#### PROMPT
Write the listing below out again exactly, dropping the images.

#### DATA TO PROCESS
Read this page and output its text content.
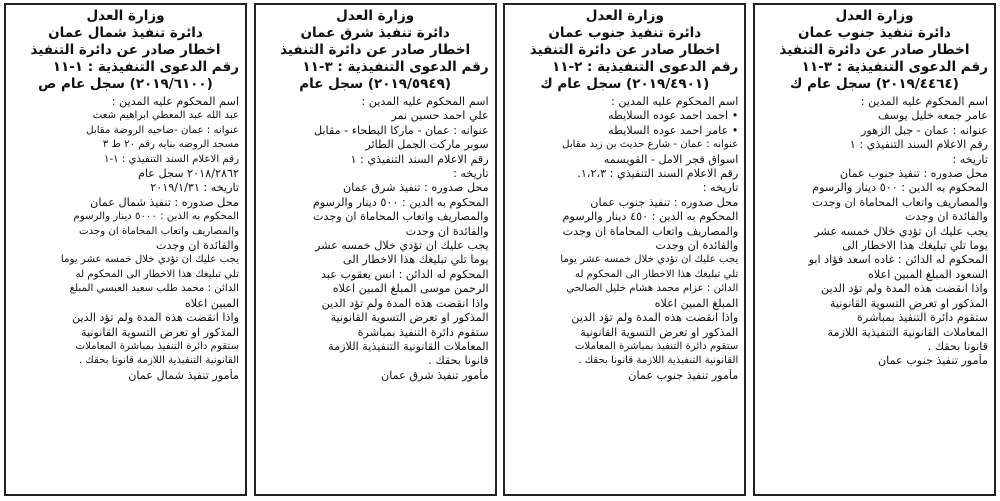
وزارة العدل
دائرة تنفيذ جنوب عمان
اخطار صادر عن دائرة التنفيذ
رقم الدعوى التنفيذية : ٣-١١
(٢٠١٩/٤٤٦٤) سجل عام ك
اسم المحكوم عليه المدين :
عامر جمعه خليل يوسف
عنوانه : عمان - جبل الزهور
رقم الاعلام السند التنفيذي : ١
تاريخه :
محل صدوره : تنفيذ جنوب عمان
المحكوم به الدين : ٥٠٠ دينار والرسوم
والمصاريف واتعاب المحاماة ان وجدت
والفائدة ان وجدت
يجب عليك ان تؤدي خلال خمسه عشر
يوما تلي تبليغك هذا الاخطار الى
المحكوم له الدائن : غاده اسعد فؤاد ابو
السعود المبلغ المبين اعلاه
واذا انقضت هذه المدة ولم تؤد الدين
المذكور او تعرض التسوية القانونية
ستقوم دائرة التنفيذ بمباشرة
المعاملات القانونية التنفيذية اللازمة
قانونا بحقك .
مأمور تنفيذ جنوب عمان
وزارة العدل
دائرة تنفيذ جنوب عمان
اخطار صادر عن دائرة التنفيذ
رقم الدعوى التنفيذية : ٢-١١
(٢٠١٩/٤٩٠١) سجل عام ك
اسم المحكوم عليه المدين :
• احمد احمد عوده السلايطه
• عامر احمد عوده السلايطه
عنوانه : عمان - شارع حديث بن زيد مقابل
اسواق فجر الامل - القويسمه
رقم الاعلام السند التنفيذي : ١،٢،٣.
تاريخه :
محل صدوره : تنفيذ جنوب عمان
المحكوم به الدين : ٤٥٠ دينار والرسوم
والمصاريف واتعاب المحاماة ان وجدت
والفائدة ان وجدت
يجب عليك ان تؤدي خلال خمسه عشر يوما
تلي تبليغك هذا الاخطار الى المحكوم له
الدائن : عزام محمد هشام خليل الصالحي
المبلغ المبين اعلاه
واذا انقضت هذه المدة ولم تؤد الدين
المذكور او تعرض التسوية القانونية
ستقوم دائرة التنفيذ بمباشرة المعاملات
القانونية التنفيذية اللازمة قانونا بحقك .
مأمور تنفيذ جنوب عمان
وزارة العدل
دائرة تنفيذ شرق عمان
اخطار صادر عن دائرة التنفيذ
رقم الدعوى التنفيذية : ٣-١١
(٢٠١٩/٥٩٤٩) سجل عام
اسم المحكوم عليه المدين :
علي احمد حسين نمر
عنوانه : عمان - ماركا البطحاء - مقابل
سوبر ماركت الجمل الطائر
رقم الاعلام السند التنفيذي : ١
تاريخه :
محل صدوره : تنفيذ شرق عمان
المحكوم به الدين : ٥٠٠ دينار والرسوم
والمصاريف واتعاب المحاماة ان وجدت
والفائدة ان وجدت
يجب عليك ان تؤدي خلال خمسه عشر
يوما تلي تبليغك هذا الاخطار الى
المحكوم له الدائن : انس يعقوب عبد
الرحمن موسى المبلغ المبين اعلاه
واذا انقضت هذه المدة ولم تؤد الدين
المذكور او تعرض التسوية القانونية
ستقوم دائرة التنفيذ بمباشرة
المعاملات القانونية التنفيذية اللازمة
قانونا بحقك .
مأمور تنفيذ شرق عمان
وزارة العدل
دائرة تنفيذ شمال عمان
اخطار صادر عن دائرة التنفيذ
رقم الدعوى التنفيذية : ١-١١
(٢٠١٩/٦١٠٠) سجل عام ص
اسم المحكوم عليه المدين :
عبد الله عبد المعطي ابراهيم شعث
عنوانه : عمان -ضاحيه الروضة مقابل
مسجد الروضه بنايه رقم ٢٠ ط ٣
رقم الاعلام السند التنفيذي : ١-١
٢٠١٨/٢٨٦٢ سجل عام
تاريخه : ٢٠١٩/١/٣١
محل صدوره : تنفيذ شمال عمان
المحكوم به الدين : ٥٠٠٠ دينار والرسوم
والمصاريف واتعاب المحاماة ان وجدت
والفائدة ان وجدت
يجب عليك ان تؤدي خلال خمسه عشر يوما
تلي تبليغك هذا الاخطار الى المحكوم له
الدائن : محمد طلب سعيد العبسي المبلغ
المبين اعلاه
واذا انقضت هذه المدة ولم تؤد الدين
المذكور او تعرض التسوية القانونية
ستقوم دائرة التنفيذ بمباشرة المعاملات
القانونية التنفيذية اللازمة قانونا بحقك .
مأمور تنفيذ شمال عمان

#### FINAL ANSWER
Read this page and output its text content.
وزارة العدل
دائرة تنفيذ جنوب عمان
اخطار صادر عن دائرة التنفيذ
رقم الدعوى التنفيذية : ٣-١١
(٢٠١٩/٤٤٦٤) سجل عام ك
اسم المحكوم عليه المدين :
عامر جمعه خليل يوسف
عنوانه : عمان - جبل الزهور
رقم الاعلام السند التنفيذي : ١
تاريخه :
محل صدوره : تنفيذ جنوب عمان
المحكوم به الدين : ٥٠٠ دينار والرسوم
والمصاريف واتعاب المحاماة ان وجدت
والفائدة ان وجدت
يجب عليك ان تؤدي خلال خمسه عشر
يوما تلي تبليغك هذا الاخطار الى
المحكوم له الدائن : غاده اسعد فؤاد ابو
السعود المبلغ المبين اعلاه
واذا انقضت هذه المدة ولم تؤد الدين
المذكور او تعرض التسوية القانونية
ستقوم دائرة التنفيذ بمباشرة
المعاملات القانونية التنفيذية اللازمة
قانونا بحقك .
مأمور تنفيذ جنوب عمان
وزارة العدل
دائرة تنفيذ جنوب عمان
اخطار صادر عن دائرة التنفيذ
رقم الدعوى التنفيذية : ٢-١١
(٢٠١٩/٤٩٠١) سجل عام ك
اسم المحكوم عليه المدين :
• احمد احمد عوده السلايطه
• عامر احمد عوده السلايطه
عنوانه : عمان - شارع حديث بن زيد مقابل
اسواق فجر الامل - القويسمه
رقم الاعلام السند التنفيذي : ١،٢،٣.
تاريخه :
محل صدوره : تنفيذ جنوب عمان
المحكوم به الدين : ٤٥٠ دينار والرسوم
والمصاريف واتعاب المحاماة ان وجدت
والفائدة ان وجدت
يجب عليك ان تؤدي خلال خمسه عشر يوما
تلي تبليغك هذا الاخطار الى المحكوم له
الدائن : عزام محمد هشام خليل الصالحي
المبلغ المبين اعلاه
واذا انقضت هذه المدة ولم تؤد الدين
المذكور او تعرض التسوية القانونية
ستقوم دائرة التنفيذ بمباشرة المعاملات
القانونية التنفيذية اللازمة قانونا بحقك .
مأمور تنفيذ جنوب عمان
وزارة العدل
دائرة تنفيذ شرق عمان
اخطار صادر عن دائرة التنفيذ
رقم الدعوى التنفيذية : ٣-١١
(٢٠١٩/٥٩٤٩) سجل عام
اسم المحكوم عليه المدين :
علي احمد حسين نمر
عنوانه : عمان - ماركا البطحاء - مقابل
سوبر ماركت الجمل الطائر
رقم الاعلام السند التنفيذي : ١
تاريخه :
محل صدوره : تنفيذ شرق عمان
المحكوم به الدين : ٥٠٠ دينار والرسوم
والمصاريف واتعاب المحاماة ان وجدت
والفائدة ان وجدت
يجب عليك ان تؤدي خلال خمسه عشر
يوما تلي تبليغك هذا الاخطار الى
المحكوم له الدائن : انس يعقوب عبد
الرحمن موسى المبلغ المبين اعلاه
واذا انقضت هذه المدة ولم تؤد الدين
المذكور او تعرض التسوية القانونية
ستقوم دائرة التنفيذ بمباشرة
المعاملات القانونية التنفيذية اللازمة
قانونا بحقك .
مأمور تنفيذ شرق عمان
وزارة العدل
دائرة تنفيذ شمال عمان
اخطار صادر عن دائرة التنفيذ
رقم الدعوى التنفيذية : ١-١١
(٢٠١٩/٦١٠٠) سجل عام ص
اسم المحكوم عليه المدين :
عبد الله عبد المعطي ابراهيم شعث
عنوانه : عمان -ضاحيه الروضة مقابل
مسجد الروضه بنايه رقم ٢٠ ط ٣
رقم الاعلام السند التنفيذي : ١-١
٢٠١٨/٢٨٦٢ سجل عام
تاريخه : ٢٠١٩/١/٣١
محل صدوره : تنفيذ شمال عمان
المحكوم به الدين : ٥٠٠٠ دينار والرسوم
والمصاريف واتعاب المحاماة ان وجدت
والفائدة ان وجدت
يجب عليك ان تؤدي خلال خمسه عشر يوما
تلي تبليغك هذا الاخطار الى المحكوم له
الدائن : محمد طلب سعيد العبسي المبلغ
المبين اعلاه
واذا انقضت هذه المدة ولم تؤد الدين
المذكور او تعرض التسوية القانونية
ستقوم دائرة التنفيذ بمباشرة المعاملات
القانونية التنفيذية اللازمة قانونا بحقك .
مأمور تنفيذ شمال عمان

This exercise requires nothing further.